What is needed: Replace "Communauté" with "Collectif" in the lines starting at the top and running through the line with "add-to-plan-button[interactable]: 📆 Dans". Leave everything else unchanged, and return only those lines.

--- Begin Records for this exercise ---

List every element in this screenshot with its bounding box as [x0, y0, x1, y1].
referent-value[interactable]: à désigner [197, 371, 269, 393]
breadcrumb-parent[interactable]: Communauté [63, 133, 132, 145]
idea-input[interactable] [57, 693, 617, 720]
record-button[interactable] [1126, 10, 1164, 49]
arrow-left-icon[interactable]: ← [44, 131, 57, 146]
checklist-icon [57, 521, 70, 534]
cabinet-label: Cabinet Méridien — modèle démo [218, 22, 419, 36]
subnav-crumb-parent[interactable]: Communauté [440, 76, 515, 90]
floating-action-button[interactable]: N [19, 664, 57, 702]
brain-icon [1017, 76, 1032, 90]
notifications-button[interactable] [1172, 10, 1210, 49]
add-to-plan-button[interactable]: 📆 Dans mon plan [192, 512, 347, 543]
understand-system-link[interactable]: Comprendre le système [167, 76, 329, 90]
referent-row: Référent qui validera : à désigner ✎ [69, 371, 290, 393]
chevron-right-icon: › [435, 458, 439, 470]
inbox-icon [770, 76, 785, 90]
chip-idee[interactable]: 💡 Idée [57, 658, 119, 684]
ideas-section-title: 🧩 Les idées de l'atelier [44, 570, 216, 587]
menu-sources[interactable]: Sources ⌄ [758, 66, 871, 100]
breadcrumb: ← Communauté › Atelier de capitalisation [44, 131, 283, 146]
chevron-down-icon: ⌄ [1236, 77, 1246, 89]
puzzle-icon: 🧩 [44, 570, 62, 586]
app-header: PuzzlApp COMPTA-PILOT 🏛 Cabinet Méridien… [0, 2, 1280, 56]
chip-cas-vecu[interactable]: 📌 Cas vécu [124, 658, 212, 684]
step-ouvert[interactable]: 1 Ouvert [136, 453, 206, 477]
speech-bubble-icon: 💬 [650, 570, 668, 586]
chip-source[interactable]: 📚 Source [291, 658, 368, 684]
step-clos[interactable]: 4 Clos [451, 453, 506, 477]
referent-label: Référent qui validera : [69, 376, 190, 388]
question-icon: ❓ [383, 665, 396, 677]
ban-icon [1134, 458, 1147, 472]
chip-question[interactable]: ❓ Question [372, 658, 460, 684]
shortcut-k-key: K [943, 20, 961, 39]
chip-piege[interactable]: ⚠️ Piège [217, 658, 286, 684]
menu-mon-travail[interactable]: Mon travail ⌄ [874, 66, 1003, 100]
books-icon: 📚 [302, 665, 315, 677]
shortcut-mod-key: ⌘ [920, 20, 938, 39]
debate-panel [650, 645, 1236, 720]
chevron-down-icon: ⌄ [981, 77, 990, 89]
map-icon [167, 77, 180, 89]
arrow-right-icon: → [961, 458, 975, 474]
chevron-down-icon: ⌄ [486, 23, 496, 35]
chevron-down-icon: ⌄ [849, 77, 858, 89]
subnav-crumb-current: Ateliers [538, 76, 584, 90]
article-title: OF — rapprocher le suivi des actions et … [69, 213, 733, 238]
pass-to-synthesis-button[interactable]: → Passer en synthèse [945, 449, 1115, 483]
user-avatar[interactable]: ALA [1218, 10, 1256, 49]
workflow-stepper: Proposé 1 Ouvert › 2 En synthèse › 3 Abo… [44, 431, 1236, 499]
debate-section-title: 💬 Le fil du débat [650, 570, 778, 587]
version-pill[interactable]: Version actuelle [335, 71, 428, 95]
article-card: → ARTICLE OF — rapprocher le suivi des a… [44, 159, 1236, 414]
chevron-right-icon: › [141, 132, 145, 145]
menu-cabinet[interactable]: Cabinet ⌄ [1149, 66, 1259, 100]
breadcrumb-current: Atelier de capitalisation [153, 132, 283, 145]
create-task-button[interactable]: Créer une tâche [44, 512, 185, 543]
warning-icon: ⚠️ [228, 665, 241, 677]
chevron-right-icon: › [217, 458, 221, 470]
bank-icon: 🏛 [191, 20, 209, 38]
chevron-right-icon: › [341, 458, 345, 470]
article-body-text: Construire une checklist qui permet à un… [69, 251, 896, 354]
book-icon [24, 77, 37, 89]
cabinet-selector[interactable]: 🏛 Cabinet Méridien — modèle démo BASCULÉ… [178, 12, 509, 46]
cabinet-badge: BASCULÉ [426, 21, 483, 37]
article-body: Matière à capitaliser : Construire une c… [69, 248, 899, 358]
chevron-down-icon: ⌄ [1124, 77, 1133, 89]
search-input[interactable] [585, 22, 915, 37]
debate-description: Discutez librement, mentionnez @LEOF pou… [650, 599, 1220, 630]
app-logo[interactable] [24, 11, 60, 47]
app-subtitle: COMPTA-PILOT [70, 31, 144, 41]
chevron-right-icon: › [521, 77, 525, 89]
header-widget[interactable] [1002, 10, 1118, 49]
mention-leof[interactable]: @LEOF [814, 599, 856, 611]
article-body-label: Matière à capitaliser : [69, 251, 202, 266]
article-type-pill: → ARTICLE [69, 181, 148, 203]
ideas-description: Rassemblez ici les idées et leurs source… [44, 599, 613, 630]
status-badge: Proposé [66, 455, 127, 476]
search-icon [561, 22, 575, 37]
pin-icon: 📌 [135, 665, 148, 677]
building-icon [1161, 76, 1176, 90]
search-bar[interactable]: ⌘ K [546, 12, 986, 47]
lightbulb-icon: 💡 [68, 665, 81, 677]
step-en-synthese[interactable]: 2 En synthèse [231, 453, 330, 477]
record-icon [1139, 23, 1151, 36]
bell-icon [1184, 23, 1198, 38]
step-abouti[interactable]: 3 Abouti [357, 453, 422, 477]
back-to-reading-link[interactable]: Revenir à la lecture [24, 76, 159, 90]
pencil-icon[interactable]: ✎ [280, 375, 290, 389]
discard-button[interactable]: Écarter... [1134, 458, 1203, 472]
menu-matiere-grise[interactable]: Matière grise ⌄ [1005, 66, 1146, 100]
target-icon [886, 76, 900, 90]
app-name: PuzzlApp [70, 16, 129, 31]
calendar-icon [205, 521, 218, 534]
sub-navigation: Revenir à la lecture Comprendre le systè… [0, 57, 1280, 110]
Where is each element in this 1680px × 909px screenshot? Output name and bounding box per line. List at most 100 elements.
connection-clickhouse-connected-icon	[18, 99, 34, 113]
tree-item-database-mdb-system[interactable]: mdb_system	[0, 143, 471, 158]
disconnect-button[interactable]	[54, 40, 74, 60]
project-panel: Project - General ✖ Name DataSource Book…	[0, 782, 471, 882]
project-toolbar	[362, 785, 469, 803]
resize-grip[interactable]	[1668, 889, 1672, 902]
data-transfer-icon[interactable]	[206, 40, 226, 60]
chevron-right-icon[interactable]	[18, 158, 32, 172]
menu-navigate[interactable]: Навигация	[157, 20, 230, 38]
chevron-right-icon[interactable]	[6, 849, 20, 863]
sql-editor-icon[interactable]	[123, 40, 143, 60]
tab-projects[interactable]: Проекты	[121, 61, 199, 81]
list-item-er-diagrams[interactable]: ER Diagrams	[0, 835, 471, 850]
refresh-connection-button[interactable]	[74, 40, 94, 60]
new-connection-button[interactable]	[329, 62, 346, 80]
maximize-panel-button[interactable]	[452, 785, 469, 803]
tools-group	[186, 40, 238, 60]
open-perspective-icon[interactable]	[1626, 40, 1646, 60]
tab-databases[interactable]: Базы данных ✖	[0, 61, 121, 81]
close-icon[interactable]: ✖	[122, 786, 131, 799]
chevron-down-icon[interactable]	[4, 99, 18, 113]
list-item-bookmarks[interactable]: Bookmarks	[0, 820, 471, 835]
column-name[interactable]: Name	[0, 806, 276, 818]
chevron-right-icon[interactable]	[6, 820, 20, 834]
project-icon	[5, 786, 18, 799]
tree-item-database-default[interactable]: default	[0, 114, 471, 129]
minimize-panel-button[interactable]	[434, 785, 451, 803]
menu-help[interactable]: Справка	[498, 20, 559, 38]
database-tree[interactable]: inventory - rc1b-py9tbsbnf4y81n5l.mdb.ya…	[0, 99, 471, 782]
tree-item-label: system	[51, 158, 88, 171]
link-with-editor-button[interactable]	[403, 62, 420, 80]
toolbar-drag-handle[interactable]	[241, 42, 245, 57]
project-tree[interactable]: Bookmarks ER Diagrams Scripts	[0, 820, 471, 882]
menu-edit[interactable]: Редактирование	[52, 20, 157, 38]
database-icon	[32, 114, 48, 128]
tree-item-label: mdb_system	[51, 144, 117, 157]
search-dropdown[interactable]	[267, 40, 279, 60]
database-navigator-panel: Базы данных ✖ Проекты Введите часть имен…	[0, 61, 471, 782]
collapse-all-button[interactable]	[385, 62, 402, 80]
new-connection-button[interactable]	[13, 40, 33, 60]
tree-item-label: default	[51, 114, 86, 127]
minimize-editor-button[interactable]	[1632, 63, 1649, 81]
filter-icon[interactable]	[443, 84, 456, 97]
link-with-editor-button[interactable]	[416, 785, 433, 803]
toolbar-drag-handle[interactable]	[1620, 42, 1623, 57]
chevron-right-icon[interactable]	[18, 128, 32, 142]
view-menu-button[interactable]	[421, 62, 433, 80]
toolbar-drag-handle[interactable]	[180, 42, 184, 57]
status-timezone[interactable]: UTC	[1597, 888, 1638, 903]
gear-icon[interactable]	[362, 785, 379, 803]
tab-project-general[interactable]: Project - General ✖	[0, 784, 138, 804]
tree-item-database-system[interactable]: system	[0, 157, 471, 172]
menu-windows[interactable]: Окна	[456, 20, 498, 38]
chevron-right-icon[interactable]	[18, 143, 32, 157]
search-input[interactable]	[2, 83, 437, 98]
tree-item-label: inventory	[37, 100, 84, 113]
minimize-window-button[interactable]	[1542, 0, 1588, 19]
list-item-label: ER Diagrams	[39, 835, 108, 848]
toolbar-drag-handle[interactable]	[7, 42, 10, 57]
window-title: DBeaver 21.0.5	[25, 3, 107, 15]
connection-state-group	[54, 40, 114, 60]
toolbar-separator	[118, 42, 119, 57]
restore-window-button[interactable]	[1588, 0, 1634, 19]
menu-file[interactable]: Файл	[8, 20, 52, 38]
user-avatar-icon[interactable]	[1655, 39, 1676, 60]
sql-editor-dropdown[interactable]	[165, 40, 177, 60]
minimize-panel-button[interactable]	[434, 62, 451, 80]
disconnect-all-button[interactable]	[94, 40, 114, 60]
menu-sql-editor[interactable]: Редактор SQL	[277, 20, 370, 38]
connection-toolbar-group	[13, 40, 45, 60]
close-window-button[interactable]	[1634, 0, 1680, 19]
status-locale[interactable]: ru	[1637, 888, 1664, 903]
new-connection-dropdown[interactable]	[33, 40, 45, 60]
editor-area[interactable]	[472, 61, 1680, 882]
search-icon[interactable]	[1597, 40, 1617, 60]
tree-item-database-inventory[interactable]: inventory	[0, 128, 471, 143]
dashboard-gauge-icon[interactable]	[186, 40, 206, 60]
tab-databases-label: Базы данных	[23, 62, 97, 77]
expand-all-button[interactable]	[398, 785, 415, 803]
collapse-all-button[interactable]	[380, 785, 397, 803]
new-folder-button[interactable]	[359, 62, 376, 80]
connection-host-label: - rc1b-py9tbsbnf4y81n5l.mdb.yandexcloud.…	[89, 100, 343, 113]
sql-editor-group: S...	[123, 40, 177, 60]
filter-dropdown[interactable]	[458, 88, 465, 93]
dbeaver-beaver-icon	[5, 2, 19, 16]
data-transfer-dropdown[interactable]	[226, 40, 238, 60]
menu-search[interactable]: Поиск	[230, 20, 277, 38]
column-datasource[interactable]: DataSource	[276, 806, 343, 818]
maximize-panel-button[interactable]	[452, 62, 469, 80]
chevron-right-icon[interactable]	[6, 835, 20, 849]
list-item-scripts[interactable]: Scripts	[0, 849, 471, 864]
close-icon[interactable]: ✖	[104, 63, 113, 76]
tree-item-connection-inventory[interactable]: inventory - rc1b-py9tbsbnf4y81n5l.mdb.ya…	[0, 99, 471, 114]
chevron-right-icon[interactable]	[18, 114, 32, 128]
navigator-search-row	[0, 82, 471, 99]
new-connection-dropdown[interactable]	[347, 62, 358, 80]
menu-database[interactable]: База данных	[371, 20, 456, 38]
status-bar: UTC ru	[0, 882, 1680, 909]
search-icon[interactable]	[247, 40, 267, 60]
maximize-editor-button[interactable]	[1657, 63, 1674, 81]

--- End Records for this exercise ---

Task result:
List every element in this screenshot with its bounding box as [x0, y0, x1, y1].
referent-value[interactable]: à désigner [197, 371, 269, 393]
breadcrumb-parent[interactable]: Collectif [63, 133, 132, 145]
idea-input[interactable] [57, 693, 617, 720]
record-button[interactable] [1126, 10, 1164, 49]
arrow-left-icon[interactable]: ← [44, 131, 57, 146]
checklist-icon [57, 521, 70, 534]
cabinet-label: Cabinet Méridien — modèle démo [218, 22, 419, 36]
subnav-crumb-parent[interactable]: Collectif [440, 76, 515, 90]
floating-action-button[interactable]: N [19, 664, 57, 702]
brain-icon [1017, 76, 1032, 90]
notifications-button[interactable] [1172, 10, 1210, 49]
add-to-plan-button[interactable]: 📆 Dans mon plan [192, 512, 347, 543]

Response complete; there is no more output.